--- begin ---

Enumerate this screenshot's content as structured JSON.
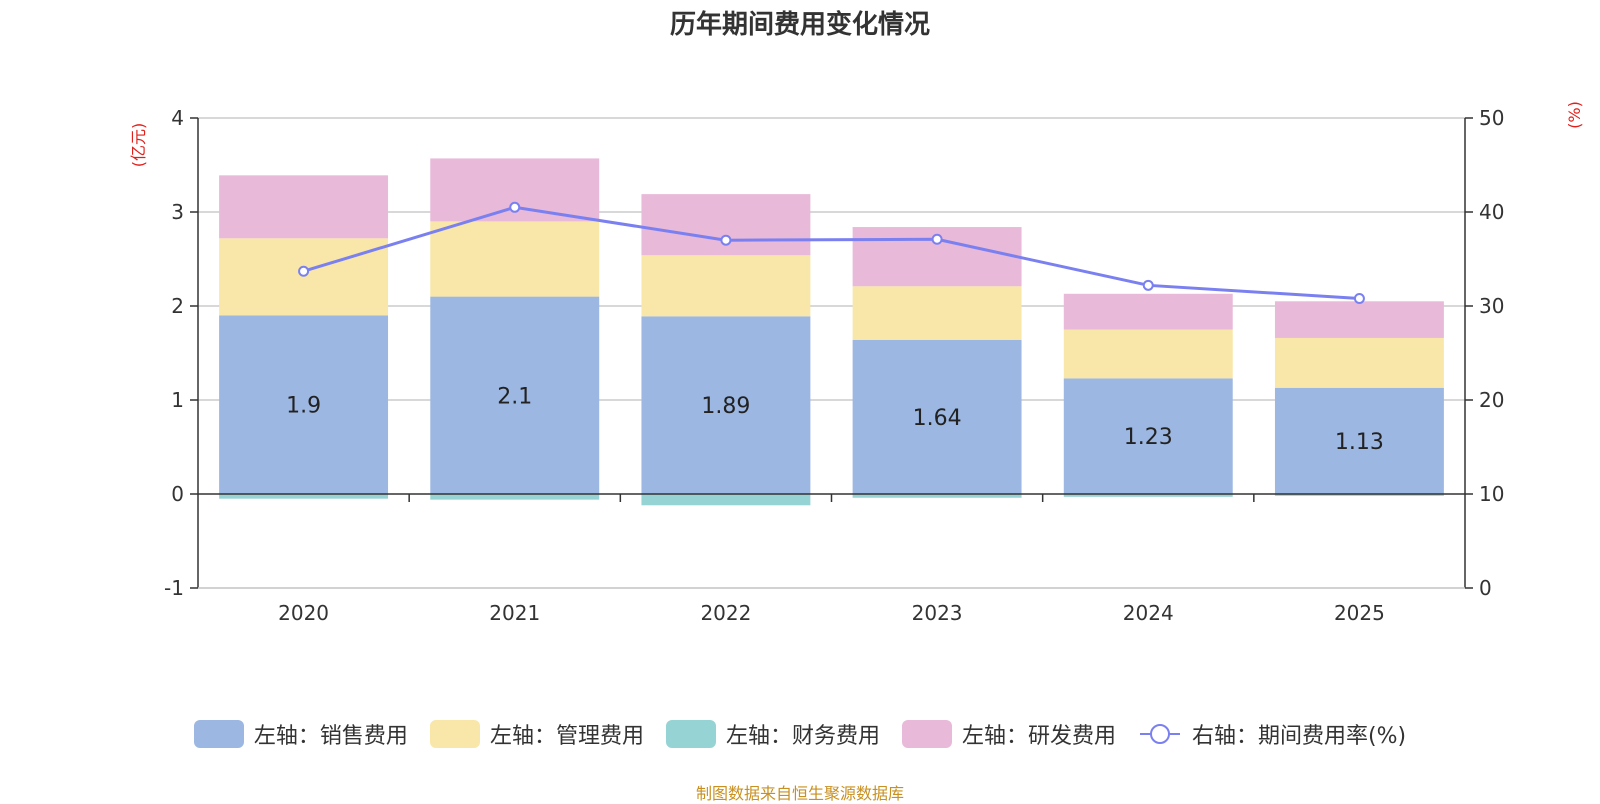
{
  "chart_data": {
    "type": "bar",
    "stacked": true,
    "title": "历年期间费用变化情况",
    "categories": [
      "2020",
      "2021",
      "2022",
      "2023",
      "2024",
      "2025"
    ],
    "series": [
      {
        "name": "左轴：销售费用",
        "axis": "left",
        "color": "#9cb7e1",
        "values": [
          1.9,
          2.1,
          1.89,
          1.64,
          1.23,
          1.13
        ],
        "labels": [
          "1.9",
          "2.1",
          "1.89",
          "1.64",
          "1.23",
          "1.13"
        ]
      },
      {
        "name": "左轴：管理费用",
        "axis": "left",
        "color": "#f8e7a8",
        "values": [
          0.82,
          0.8,
          0.65,
          0.57,
          0.52,
          0.53
        ]
      },
      {
        "name": "左轴：财务费用",
        "axis": "left",
        "color": "#96d3d4",
        "values": [
          -0.05,
          -0.06,
          -0.12,
          -0.04,
          -0.03,
          -0.02
        ]
      },
      {
        "name": "左轴：研发费用",
        "axis": "left",
        "color": "#e8b9d9",
        "values": [
          0.67,
          0.67,
          0.65,
          0.63,
          0.38,
          0.39
        ]
      },
      {
        "name": "右轴：期间费用率(%)",
        "axis": "right",
        "type": "line",
        "color": "#7a80f0",
        "values": [
          33.7,
          40.5,
          37,
          37.1,
          32.2,
          30.8
        ]
      }
    ],
    "left_axis": {
      "label": "(亿元)",
      "ylim": [
        -1,
        4
      ],
      "ticks": [
        "-1",
        "0",
        "1",
        "2",
        "3",
        "4"
      ]
    },
    "right_axis": {
      "label": "(%)",
      "ylim": [
        0,
        50
      ],
      "ticks": [
        "0",
        "10",
        "20",
        "30",
        "40",
        "50"
      ]
    },
    "grid": true,
    "legend_position": "bottom"
  },
  "source_note": "制图数据来自恒生聚源数据库"
}
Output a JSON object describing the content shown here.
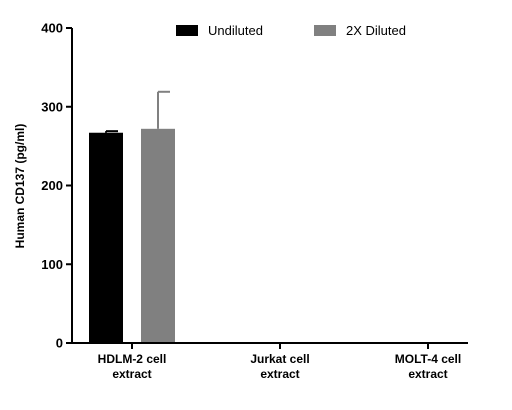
{
  "chart_data": {
    "type": "bar",
    "ylabel": "Human CD137 (pg/ml)",
    "ylim": [
      0,
      400
    ],
    "yticks": [
      0,
      100,
      200,
      300,
      400
    ],
    "categories": [
      [
        "HDLM-2 cell",
        "extract"
      ],
      [
        "Jurkat cell",
        "extract"
      ],
      [
        "MOLT-4 cell",
        "extract"
      ]
    ],
    "series": [
      {
        "name": "Undiluted",
        "color": "#000000",
        "values": [
          267,
          0,
          0
        ],
        "errors": [
          2,
          0,
          0
        ]
      },
      {
        "name": "2X Diluted",
        "color": "#808080",
        "values": [
          272,
          0,
          0
        ],
        "errors": [
          47,
          0,
          0
        ]
      }
    ],
    "legend_position": "top",
    "grid": false
  }
}
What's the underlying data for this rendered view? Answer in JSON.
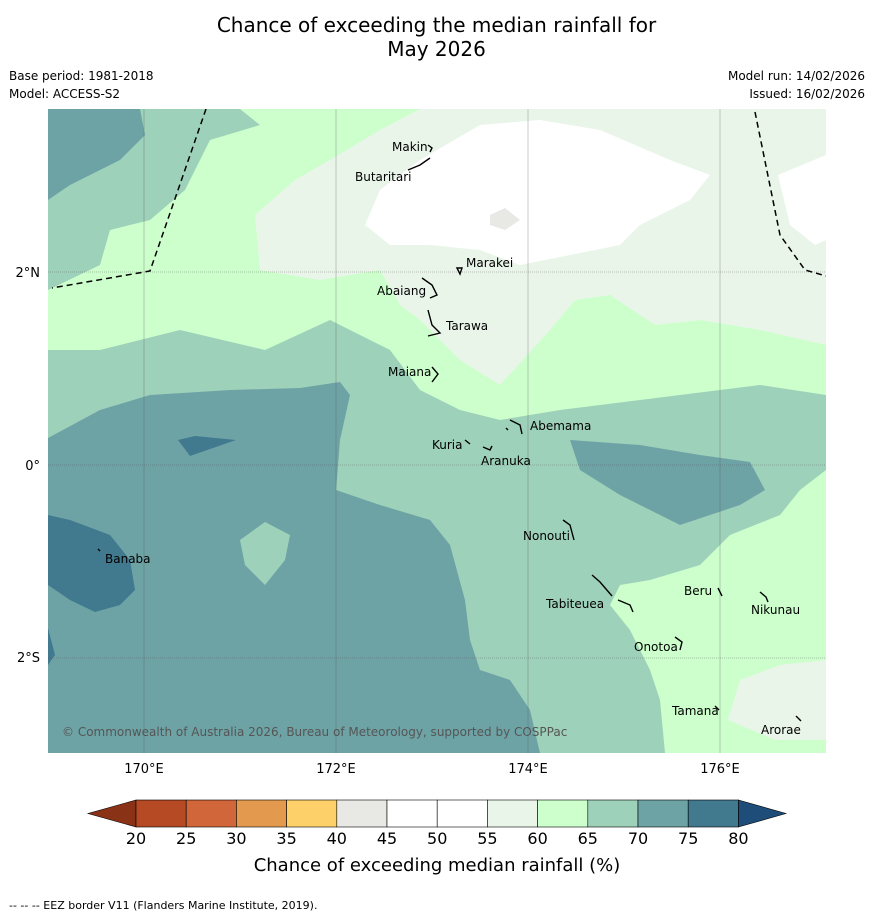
{
  "title": {
    "line1": "Chance of exceeding the median rainfall for",
    "line2": "May 2026"
  },
  "meta": {
    "base_period": "Base period: 1981-2018",
    "model": "Model: ACCESS-S2",
    "model_run": "Model run: 14/02/2026",
    "issued": "Issued: 16/02/2026"
  },
  "map": {
    "copyright": "© Commonwealth of Australia 2026, Bureau of Meteorology, supported by COSPPac",
    "lat_labels": [
      "2°N",
      "0°",
      "2°S"
    ],
    "lon_labels": [
      "170°E",
      "172°E",
      "174°E",
      "176°E"
    ],
    "islands": [
      "Makin",
      "Butaritari",
      "Marakei",
      "Abaiang",
      "Tarawa",
      "Maiana",
      "Abemama",
      "Kuria",
      "Aranuka",
      "Banaba",
      "Nonouti",
      "Tabiteuea",
      "Beru",
      "Nikunau",
      "Onotoa",
      "Tamana",
      "Arorae"
    ]
  },
  "colorbar": {
    "ticks": [
      "20",
      "25",
      "30",
      "35",
      "40",
      "45",
      "50",
      "55",
      "60",
      "65",
      "70",
      "75",
      "80"
    ],
    "colors": [
      "#b54a24",
      "#d0663a",
      "#e39a4e",
      "#fdd06a",
      "#e8e8e4",
      "#ffffff",
      "#ffffff",
      "#eaf5ea",
      "#ccffcc",
      "#9ed1ba",
      "#6ea3a6",
      "#41798f"
    ],
    "under_color": "#8a3216",
    "over_color": "#1e4d7a",
    "label": "Chance of exceeding median rainfall (%)"
  },
  "footer": "--  --  -- EEZ border V11 (Flanders Marine Institute, 2019)."
}
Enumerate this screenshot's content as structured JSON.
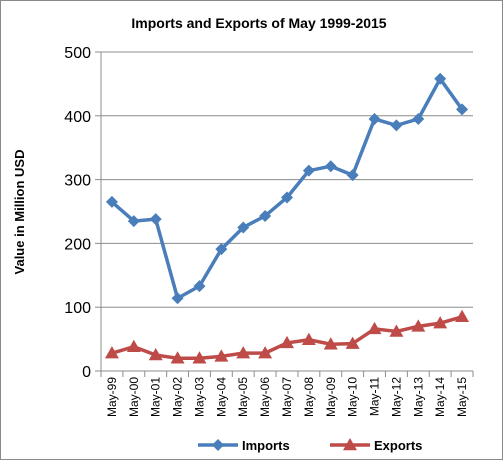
{
  "chart_data": {
    "type": "line",
    "title": "Imports and Exports of May 1999-2015",
    "xlabel": "",
    "ylabel": "Value in Million USD",
    "categories": [
      "May-99",
      "May-00",
      "May-01",
      "May-02",
      "May-03",
      "May-04",
      "May-05",
      "May-06",
      "May-07",
      "May-08",
      "May-09",
      "May-10",
      "May-11",
      "May-12",
      "May-13",
      "May-14",
      "May-15"
    ],
    "series": [
      {
        "name": "Imports",
        "color": "#4a7ebb",
        "marker": "diamond",
        "values": [
          265,
          235,
          238,
          114,
          133,
          191,
          225,
          243,
          272,
          314,
          321,
          307,
          395,
          385,
          395,
          458,
          410
        ]
      },
      {
        "name": "Exports",
        "color": "#be4b48",
        "marker": "triangle",
        "values": [
          28,
          38,
          25,
          20,
          20,
          23,
          28,
          28,
          44,
          49,
          42,
          43,
          66,
          62,
          70,
          75,
          85
        ]
      }
    ],
    "ylim": [
      0,
      500
    ],
    "yticks": [
      0,
      100,
      200,
      300,
      400,
      500
    ],
    "grid": true,
    "legend_position": "bottom"
  }
}
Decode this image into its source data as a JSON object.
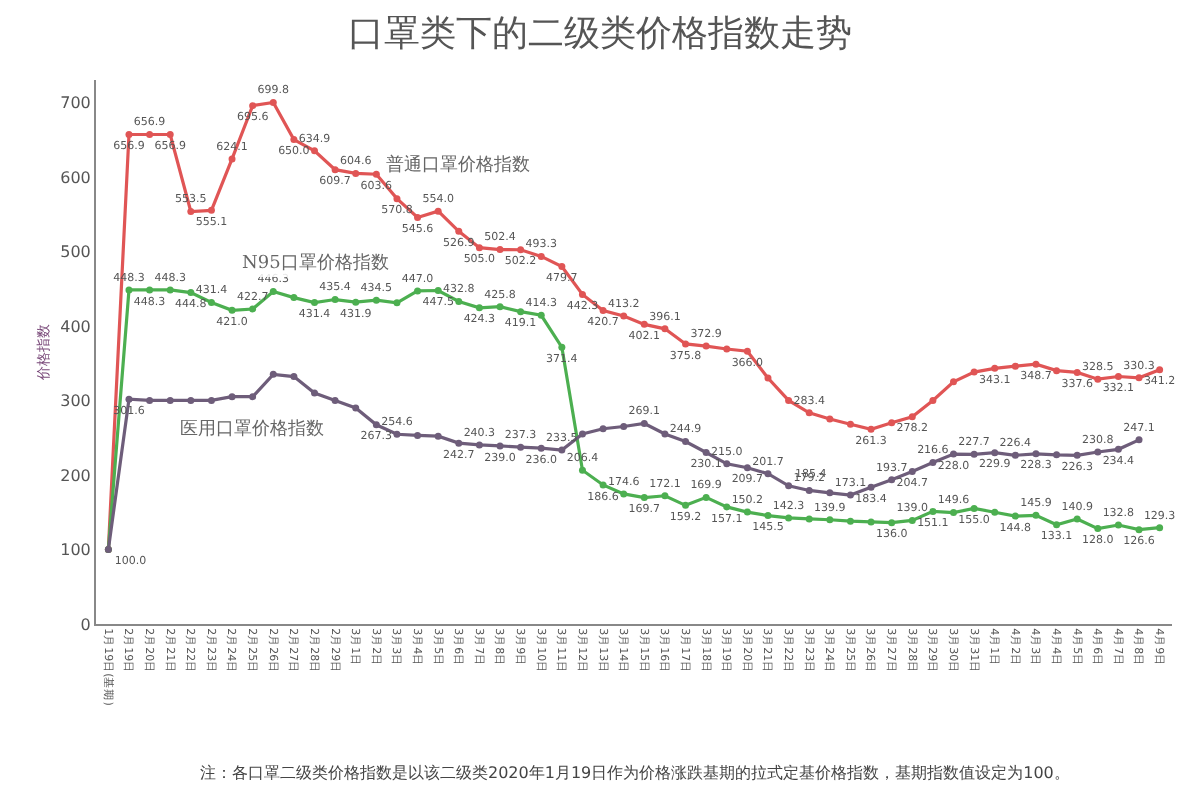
{
  "chart_data": {
    "type": "line",
    "title": "口罩类下的二级类价格指数走势",
    "ylabel": "价格指数",
    "categories": [
      "1月19日(基期)",
      "2月19日",
      "2月20日",
      "2月21日",
      "2月22日",
      "2月23日",
      "2月24日",
      "2月25日",
      "2月26日",
      "2月27日",
      "2月28日",
      "2月29日",
      "3月1日",
      "3月2日",
      "3月3日",
      "3月4日",
      "3月5日",
      "3月6日",
      "3月7日",
      "3月8日",
      "3月9日",
      "3月10日",
      "3月11日",
      "3月12日",
      "3月13日",
      "3月14日",
      "3月15日",
      "3月16日",
      "3月17日",
      "3月18日",
      "3月19日",
      "3月20日",
      "3月21日",
      "3月22日",
      "3月23日",
      "3月24日",
      "3月25日",
      "3月26日",
      "3月27日",
      "3月28日",
      "3月29日",
      "3月30日",
      "3月31日",
      "4月1日",
      "4月2日",
      "4月3日",
      "4月4日",
      "4月5日",
      "4月6日",
      "4月7日",
      "4月8日",
      "4月9日"
    ],
    "ylim": [
      0,
      730
    ],
    "yticks": [
      0,
      100,
      200,
      300,
      400,
      500,
      600,
      700
    ],
    "grid": false,
    "legend": false,
    "marker": "circle",
    "line_style": "solid",
    "series": [
      {
        "name": "普通口罩价格指数",
        "color": "#e05555",
        "values": [
          100.0,
          656.9,
          656.9,
          656.9,
          553.5,
          555.1,
          624.1,
          695.6,
          699.8,
          650.0,
          634.9,
          609.7,
          604.6,
          603.6,
          570.8,
          545.6,
          554.0,
          526.9,
          505.0,
          502.4,
          502.2,
          493.3,
          479.7,
          442.3,
          420.7,
          413.2,
          402.1,
          396.1,
          375.8,
          372.9,
          369,
          366.0,
          330,
          300,
          283.4,
          275,
          268,
          261.3,
          270,
          278.2,
          300,
          325,
          338,
          343.1,
          346,
          348.7,
          340,
          337.6,
          328.5,
          332.1,
          330.3,
          341.2
        ],
        "value_labels": [
          "100.0",
          "656.9",
          "656.9",
          "656.9",
          "553.5",
          "555.1",
          "624.1",
          "695.6",
          "699.8",
          "650.0",
          "634.9",
          "609.7",
          "604.6",
          "603.6",
          "570.8",
          "545.6",
          "554.0",
          "526.9",
          "505.0",
          "502.4",
          "502.2",
          "493.3",
          "479.7",
          "442.3",
          "420.7",
          "413.2",
          "402.1",
          "396.1",
          "375.8",
          "372.9",
          null,
          "366.0",
          null,
          null,
          "283.4",
          null,
          null,
          "261.3",
          null,
          "278.2",
          null,
          null,
          null,
          "343.1",
          null,
          "348.7",
          null,
          "337.6",
          "328.5",
          "332.1",
          "330.3",
          "341.2"
        ]
      },
      {
        "name": "N95口罩价格指数",
        "color": "#4caf50",
        "values": [
          100.0,
          448.3,
          448.3,
          448.3,
          444.8,
          431.4,
          421.0,
          422.7,
          446.3,
          438,
          431.4,
          435.4,
          431.9,
          434.5,
          431,
          447.0,
          447.5,
          432.8,
          424.3,
          425.8,
          419.1,
          414.3,
          371.4,
          206.4,
          186.6,
          174.6,
          169.7,
          172.1,
          159.2,
          169.9,
          157.1,
          150.2,
          145.5,
          142.3,
          141,
          139.9,
          138,
          137,
          136.0,
          139.0,
          151.1,
          149.6,
          155.0,
          150,
          144.8,
          145.9,
          133.1,
          140.9,
          128.0,
          132.8,
          126.6,
          129.3
        ],
        "value_labels": [
          null,
          "448.3",
          "448.3",
          "448.3",
          "444.8",
          "431.4",
          "421.0",
          "422.7",
          "446.3",
          null,
          "431.4",
          "435.4",
          "431.9",
          "434.5",
          null,
          "447.0",
          "447.5",
          "432.8",
          "424.3",
          "425.8",
          "419.1",
          "414.3",
          "371.4",
          "206.4",
          "186.6",
          "174.6",
          "169.7",
          "172.1",
          "159.2",
          "169.9",
          "157.1",
          "150.2",
          "145.5",
          "142.3",
          null,
          "139.9",
          null,
          null,
          "136.0",
          "139.0",
          "151.1",
          "149.6",
          "155.0",
          null,
          "144.8",
          "145.9",
          "133.1",
          "140.9",
          "128.0",
          "132.8",
          "126.6",
          "129.3"
        ]
      },
      {
        "name": "医用口罩价格指数",
        "color": "#6e5d7a",
        "values": [
          100.0,
          301.6,
          300,
          300,
          300,
          300,
          305,
          305,
          335,
          332,
          310,
          300,
          290,
          267.3,
          254.6,
          253,
          252,
          242.7,
          240.3,
          239.0,
          237.3,
          236.0,
          233.5,
          255,
          262,
          265,
          269.1,
          255,
          244.9,
          230.1,
          215.0,
          209.7,
          201.7,
          185.4,
          179.2,
          176,
          173.1,
          183.4,
          193.7,
          204.7,
          216.6,
          228.0,
          227.7,
          229.9,
          226.4,
          228.3,
          227,
          226.3,
          230.8,
          234.4,
          247.1,
          null
        ],
        "value_labels": [
          null,
          "301.6",
          null,
          null,
          null,
          null,
          null,
          null,
          null,
          null,
          null,
          null,
          null,
          "267.3",
          "254.6",
          null,
          null,
          "242.7",
          "240.3",
          "239.0",
          "237.3",
          "236.0",
          "233.5",
          null,
          null,
          null,
          "269.1",
          null,
          "244.9",
          "230.1",
          "215.0",
          "209.7",
          "201.7",
          "185.4",
          "179.2",
          null,
          "173.1",
          "183.4",
          "193.7",
          "204.7",
          "216.6",
          "228.0",
          "227.7",
          "229.9",
          "226.4",
          "228.3",
          null,
          "226.3",
          "230.8",
          "234.4",
          "247.1",
          null
        ]
      }
    ],
    "annotations": [
      "注：各口罩二级类价格指数是以该二级类2020年1月19日作为价格涨跌基期的拉式定基价格指数，基期指数值设定为100。"
    ]
  }
}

--- end ---

◆ **SET EXERCISE**: Scan the material for lines with the word "Exports", and copy each line you find.

◆ **FULL OUTPUT**:
    "title": "Imports and Exports of May 1999-2015",
        "name": "Exports",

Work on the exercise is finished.